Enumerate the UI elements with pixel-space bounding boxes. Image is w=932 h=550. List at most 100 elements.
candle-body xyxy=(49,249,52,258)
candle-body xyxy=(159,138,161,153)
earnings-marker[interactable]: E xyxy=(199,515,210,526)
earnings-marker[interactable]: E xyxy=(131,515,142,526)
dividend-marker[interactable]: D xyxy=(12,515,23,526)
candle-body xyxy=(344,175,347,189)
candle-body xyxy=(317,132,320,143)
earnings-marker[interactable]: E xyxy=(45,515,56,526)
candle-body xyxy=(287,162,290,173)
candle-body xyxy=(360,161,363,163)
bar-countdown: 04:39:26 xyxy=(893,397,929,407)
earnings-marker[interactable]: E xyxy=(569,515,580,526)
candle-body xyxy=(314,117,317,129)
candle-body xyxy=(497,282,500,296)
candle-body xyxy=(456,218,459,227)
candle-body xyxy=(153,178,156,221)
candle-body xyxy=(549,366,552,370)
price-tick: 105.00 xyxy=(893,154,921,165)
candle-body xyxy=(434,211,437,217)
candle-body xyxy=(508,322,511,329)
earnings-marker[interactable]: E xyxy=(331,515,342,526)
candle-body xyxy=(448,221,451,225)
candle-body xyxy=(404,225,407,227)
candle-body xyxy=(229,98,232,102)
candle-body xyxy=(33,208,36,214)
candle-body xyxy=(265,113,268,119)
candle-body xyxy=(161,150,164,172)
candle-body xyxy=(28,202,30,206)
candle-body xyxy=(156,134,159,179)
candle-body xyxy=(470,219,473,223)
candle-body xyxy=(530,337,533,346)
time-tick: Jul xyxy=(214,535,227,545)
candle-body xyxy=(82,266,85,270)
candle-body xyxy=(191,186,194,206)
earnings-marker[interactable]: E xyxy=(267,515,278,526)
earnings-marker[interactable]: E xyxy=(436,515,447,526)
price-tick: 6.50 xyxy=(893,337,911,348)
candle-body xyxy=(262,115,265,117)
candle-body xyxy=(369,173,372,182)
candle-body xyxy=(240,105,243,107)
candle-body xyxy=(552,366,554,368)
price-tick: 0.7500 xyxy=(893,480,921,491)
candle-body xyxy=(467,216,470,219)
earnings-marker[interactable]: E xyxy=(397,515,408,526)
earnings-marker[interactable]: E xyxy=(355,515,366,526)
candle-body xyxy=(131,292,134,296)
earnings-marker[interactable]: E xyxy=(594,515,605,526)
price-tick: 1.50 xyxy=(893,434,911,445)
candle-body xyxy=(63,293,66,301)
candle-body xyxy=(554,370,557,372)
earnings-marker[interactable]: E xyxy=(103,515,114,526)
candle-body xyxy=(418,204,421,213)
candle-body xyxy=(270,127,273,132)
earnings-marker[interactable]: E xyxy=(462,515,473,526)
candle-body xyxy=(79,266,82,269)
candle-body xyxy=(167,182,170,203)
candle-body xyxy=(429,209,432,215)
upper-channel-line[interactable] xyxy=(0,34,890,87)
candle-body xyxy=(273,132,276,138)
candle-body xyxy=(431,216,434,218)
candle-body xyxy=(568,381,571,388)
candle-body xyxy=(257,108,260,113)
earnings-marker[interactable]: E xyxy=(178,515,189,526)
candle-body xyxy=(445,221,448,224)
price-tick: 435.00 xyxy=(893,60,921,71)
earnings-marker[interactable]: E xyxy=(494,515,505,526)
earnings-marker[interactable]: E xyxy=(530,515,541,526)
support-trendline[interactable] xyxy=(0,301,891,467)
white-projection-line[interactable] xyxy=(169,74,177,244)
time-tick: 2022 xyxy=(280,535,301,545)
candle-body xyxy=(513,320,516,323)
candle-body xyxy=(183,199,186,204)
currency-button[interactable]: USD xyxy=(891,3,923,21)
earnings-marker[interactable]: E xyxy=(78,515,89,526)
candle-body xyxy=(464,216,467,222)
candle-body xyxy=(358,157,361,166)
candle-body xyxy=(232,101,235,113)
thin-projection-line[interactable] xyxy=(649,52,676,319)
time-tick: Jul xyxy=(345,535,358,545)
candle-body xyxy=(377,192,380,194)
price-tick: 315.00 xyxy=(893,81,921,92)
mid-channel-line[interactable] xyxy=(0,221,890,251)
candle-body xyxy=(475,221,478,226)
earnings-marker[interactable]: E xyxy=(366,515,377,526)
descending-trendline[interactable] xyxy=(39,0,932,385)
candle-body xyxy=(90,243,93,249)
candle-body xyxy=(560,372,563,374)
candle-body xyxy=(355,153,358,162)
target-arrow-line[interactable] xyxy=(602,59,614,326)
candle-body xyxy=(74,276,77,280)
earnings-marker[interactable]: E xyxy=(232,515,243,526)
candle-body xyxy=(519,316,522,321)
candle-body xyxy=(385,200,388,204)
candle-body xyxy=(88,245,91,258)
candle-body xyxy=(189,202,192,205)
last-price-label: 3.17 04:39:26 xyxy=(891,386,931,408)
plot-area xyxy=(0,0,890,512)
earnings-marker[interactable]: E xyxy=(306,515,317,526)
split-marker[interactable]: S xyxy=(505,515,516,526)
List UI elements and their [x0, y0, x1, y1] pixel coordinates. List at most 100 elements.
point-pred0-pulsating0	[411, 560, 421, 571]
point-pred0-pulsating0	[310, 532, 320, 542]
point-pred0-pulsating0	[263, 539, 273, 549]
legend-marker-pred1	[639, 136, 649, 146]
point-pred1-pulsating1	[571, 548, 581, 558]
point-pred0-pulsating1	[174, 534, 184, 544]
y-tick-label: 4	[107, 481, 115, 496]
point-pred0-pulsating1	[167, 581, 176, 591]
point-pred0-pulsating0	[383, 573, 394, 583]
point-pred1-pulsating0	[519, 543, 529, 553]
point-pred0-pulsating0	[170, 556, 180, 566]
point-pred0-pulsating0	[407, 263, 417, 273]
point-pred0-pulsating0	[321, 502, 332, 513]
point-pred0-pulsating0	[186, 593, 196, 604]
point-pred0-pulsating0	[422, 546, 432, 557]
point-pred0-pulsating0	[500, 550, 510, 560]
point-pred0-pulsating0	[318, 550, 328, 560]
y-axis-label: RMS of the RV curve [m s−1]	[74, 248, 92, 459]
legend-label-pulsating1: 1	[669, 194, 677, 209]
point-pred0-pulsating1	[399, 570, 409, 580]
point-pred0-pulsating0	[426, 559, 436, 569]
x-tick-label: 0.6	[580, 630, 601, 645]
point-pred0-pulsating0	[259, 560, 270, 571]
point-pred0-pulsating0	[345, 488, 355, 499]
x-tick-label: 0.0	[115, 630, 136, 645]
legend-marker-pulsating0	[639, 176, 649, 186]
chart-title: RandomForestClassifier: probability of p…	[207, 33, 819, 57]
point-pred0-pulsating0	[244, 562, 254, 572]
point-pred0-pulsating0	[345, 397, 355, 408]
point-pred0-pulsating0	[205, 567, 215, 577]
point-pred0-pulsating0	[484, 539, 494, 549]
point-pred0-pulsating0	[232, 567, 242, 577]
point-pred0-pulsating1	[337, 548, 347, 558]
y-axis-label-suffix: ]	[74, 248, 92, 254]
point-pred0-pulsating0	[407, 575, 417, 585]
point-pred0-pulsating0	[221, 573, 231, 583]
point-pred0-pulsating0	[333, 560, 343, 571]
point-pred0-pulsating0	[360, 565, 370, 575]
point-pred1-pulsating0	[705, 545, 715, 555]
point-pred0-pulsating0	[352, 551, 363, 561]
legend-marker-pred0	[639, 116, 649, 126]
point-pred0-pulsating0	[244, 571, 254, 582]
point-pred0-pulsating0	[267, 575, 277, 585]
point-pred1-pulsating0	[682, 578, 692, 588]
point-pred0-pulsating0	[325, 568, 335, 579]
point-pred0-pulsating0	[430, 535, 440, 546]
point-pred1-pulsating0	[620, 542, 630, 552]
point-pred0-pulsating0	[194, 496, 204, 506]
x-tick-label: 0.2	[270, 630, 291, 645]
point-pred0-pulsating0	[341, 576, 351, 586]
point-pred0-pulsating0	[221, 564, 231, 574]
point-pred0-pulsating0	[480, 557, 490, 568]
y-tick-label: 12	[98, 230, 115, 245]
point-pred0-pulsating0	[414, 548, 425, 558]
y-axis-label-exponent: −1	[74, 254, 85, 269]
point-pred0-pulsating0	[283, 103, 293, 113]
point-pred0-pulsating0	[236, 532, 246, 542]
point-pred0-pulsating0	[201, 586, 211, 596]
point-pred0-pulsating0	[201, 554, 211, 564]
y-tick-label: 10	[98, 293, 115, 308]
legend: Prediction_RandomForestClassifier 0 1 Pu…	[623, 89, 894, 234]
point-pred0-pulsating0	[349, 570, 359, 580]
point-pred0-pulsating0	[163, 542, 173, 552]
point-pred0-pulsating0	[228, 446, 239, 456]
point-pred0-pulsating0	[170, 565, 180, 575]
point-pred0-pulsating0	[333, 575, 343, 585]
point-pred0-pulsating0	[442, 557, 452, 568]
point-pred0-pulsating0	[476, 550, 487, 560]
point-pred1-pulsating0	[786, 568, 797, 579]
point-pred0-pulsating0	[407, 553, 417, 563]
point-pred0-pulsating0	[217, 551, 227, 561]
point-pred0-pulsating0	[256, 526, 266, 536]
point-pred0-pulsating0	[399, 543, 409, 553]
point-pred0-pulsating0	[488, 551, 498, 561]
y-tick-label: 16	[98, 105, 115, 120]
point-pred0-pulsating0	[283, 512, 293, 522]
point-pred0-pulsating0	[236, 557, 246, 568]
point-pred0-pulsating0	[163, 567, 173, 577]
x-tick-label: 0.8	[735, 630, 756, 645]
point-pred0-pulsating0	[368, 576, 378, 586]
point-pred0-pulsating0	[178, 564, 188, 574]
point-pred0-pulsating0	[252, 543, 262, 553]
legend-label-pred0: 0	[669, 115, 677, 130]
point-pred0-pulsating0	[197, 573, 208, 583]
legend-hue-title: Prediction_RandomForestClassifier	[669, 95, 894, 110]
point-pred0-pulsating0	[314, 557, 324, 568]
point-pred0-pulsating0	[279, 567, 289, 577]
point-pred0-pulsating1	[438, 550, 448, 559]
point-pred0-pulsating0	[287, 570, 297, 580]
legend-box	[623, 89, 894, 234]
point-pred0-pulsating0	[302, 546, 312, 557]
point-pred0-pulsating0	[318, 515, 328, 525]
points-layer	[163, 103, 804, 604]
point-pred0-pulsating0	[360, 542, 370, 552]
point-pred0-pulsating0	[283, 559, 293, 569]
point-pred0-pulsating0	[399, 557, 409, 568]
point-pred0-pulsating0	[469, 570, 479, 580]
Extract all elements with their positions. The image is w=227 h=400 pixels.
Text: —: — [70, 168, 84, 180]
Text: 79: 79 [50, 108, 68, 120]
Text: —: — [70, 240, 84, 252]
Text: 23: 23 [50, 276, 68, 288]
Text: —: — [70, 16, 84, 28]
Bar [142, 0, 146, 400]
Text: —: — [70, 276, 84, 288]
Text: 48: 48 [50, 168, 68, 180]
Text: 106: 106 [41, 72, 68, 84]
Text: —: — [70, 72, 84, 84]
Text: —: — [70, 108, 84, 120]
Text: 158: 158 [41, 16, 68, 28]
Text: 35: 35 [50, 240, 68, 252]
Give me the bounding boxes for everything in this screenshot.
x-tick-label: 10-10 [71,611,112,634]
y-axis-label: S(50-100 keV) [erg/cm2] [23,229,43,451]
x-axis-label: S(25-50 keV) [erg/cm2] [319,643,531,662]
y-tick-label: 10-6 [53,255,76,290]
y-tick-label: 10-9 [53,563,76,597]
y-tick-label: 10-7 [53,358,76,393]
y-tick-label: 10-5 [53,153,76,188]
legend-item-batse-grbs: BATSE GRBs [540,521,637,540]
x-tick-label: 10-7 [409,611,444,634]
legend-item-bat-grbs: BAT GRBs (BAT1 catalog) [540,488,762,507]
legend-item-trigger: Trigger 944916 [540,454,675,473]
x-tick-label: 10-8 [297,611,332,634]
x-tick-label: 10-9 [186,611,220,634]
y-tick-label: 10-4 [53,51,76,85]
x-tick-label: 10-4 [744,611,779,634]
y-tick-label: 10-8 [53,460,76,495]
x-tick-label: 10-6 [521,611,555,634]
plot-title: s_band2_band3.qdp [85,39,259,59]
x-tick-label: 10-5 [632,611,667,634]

++++

What is being asked: Please print everything from the start of the records down to and including the line containing "earnings-marker[interactable]: E xyxy=(199,515,210,526)", word for word.

Response to the exercise:
Enumerate the UI elements with pixel-space bounding boxes. Image is w=932 h=550. List at most 100 elements.
candle-body xyxy=(49,249,52,258)
candle-body xyxy=(159,138,161,153)
earnings-marker[interactable]: E xyxy=(199,515,210,526)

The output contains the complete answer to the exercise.